## Begin MATERIAL PROVIDED

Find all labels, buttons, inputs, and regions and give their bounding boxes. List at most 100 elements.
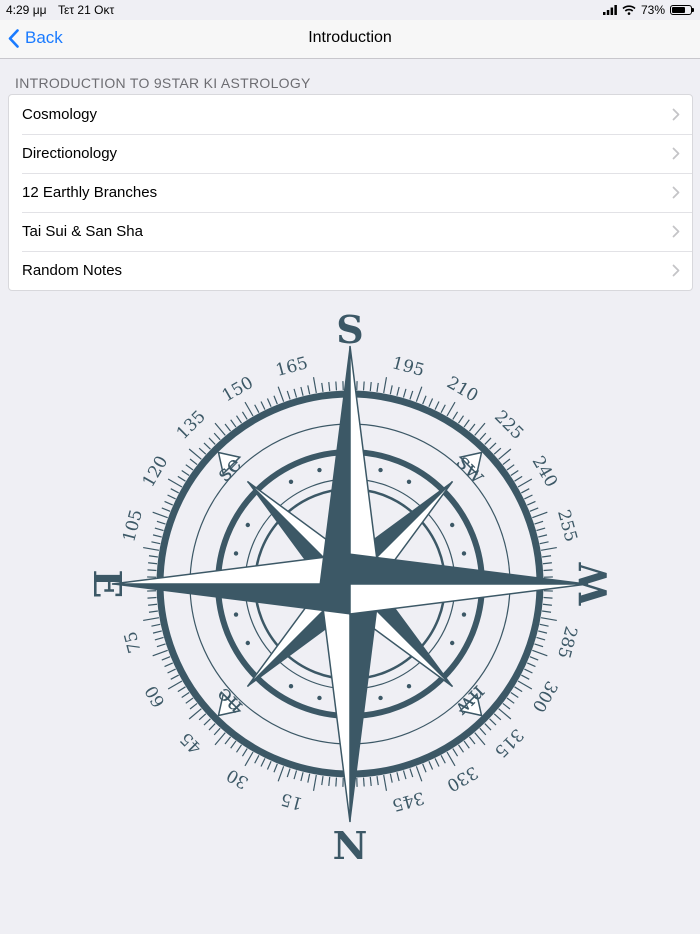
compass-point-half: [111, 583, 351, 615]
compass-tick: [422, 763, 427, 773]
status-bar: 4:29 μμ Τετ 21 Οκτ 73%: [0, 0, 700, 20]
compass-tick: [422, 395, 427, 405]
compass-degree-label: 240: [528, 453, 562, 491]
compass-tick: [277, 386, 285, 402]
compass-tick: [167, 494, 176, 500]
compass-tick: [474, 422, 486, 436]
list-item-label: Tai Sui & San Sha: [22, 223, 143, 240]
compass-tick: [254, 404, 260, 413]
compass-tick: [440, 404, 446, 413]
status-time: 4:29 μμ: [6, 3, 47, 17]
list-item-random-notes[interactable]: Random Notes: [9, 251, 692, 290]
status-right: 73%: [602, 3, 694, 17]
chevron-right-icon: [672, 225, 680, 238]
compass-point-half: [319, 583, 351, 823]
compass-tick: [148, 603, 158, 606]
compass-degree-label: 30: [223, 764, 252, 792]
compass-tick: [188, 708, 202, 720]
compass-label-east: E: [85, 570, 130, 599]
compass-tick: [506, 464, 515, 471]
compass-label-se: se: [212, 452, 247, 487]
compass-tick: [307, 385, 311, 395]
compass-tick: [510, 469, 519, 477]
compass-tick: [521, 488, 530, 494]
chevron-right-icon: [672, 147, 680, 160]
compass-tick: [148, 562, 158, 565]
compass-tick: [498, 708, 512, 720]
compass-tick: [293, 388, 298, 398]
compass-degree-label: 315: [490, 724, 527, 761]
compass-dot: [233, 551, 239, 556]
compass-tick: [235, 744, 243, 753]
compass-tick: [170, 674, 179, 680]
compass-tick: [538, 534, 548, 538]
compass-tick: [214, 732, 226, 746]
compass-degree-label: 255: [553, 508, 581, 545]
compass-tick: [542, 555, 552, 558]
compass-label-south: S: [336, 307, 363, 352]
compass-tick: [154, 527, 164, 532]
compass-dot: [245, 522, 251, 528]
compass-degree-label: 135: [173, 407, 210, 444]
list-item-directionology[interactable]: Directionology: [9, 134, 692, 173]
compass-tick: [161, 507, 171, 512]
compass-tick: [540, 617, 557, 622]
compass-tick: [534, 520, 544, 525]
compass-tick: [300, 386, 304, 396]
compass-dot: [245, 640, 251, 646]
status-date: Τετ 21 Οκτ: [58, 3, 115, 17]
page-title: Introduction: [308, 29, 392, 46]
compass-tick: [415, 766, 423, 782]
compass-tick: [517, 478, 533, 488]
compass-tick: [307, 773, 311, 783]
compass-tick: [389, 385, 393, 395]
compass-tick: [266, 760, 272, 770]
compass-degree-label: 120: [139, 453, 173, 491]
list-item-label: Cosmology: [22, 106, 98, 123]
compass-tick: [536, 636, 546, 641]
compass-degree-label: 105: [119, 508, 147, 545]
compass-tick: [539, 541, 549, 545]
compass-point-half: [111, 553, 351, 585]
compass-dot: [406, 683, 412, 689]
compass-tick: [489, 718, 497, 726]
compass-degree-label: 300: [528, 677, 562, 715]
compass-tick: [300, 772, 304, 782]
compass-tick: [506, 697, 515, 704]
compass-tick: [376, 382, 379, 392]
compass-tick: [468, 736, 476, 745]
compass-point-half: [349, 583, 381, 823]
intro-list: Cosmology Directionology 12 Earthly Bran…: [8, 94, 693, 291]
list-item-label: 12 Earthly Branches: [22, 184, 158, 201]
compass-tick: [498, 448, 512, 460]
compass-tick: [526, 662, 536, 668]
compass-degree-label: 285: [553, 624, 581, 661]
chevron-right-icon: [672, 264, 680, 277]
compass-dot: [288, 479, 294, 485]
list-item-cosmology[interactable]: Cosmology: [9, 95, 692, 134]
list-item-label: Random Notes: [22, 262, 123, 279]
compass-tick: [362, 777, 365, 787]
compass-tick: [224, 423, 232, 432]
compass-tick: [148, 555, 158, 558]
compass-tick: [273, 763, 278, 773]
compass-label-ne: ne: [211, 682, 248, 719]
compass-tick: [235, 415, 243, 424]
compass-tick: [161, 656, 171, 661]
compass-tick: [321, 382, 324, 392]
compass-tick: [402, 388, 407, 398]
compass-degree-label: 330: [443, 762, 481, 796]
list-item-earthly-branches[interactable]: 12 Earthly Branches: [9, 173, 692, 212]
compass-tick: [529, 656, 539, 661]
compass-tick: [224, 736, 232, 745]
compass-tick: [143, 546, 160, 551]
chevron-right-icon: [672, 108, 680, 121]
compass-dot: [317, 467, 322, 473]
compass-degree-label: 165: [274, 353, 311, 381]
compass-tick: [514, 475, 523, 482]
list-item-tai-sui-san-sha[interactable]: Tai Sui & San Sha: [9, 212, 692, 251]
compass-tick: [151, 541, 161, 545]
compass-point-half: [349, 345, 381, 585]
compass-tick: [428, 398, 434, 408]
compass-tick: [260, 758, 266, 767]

## End MATERIAL PROVIDED
## Begin MATERIAL PROVIDED

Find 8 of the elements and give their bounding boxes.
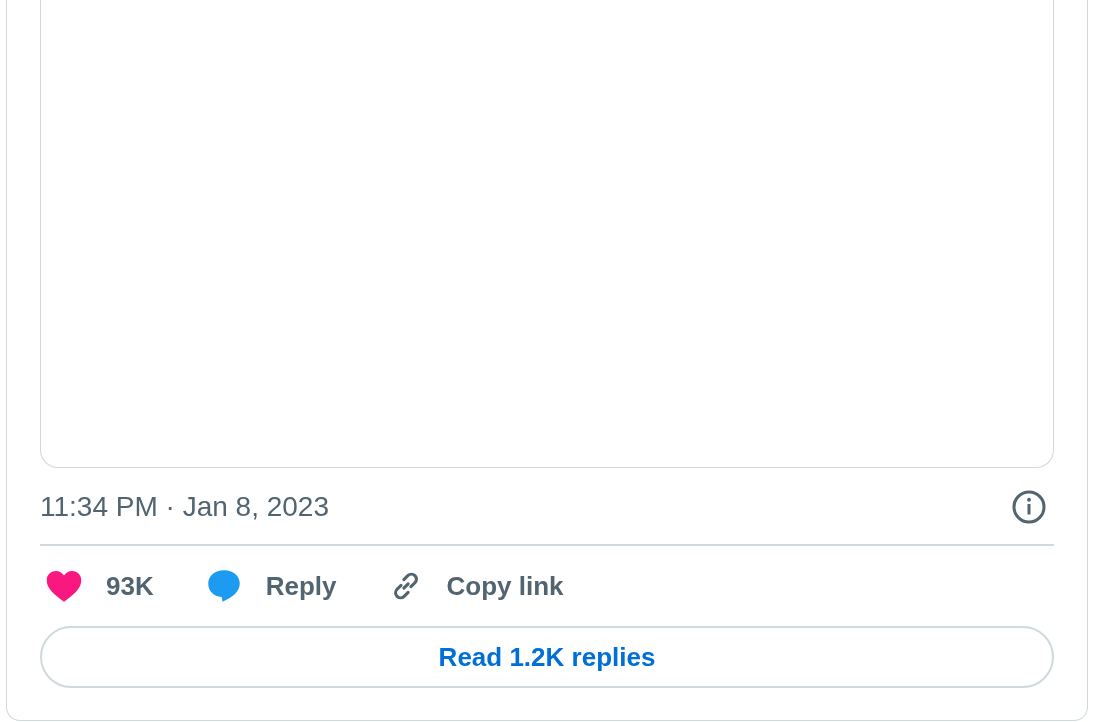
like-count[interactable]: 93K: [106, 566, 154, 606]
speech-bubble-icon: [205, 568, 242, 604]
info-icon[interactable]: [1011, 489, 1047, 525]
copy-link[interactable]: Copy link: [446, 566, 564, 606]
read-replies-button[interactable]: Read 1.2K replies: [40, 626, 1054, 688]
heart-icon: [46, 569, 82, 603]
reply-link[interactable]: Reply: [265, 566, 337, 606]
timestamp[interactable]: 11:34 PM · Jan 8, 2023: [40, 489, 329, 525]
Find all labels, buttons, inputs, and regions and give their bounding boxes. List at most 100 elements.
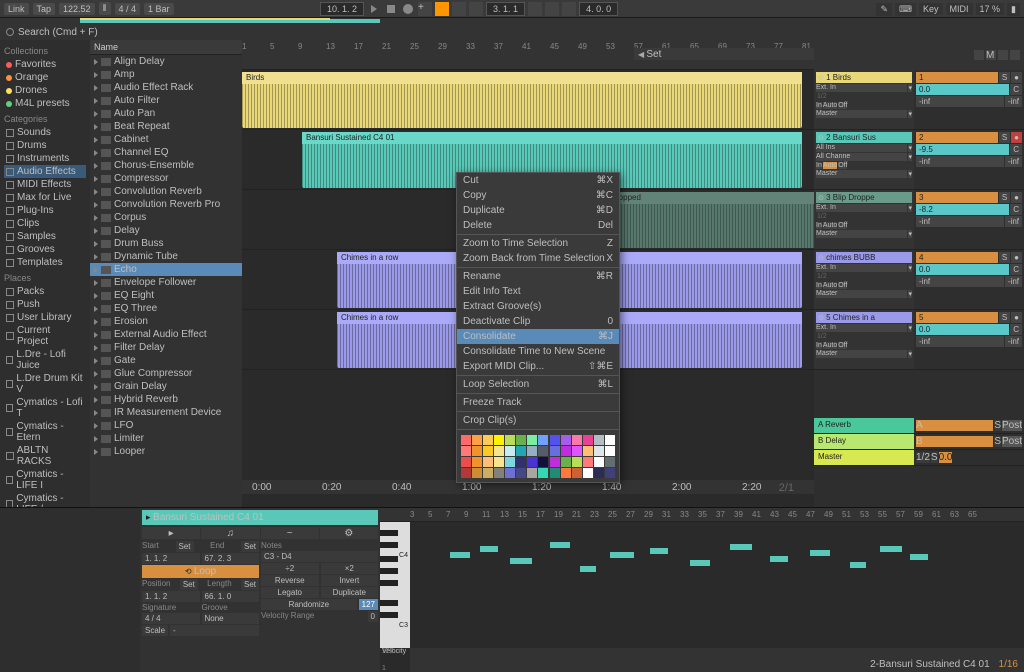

## End MATERIAL PROVIDED

Copy the material word for word, starting at the line that contains "Find 8 of the" and ending after the line that contains "heart-icon: [46, 569, 82, 603]". Leave out the pictures.

Find 8 of the elements and give their bounding boxes.
like-count[interactable]: 93K: [106, 566, 154, 606]
speech-bubble-icon: [205, 568, 242, 604]
info-icon[interactable]: [1011, 489, 1047, 525]
copy-link[interactable]: Copy link: [446, 566, 564, 606]
read-replies-button[interactable]: Read 1.2K replies: [40, 626, 1054, 688]
heart-icon: [46, 569, 82, 603]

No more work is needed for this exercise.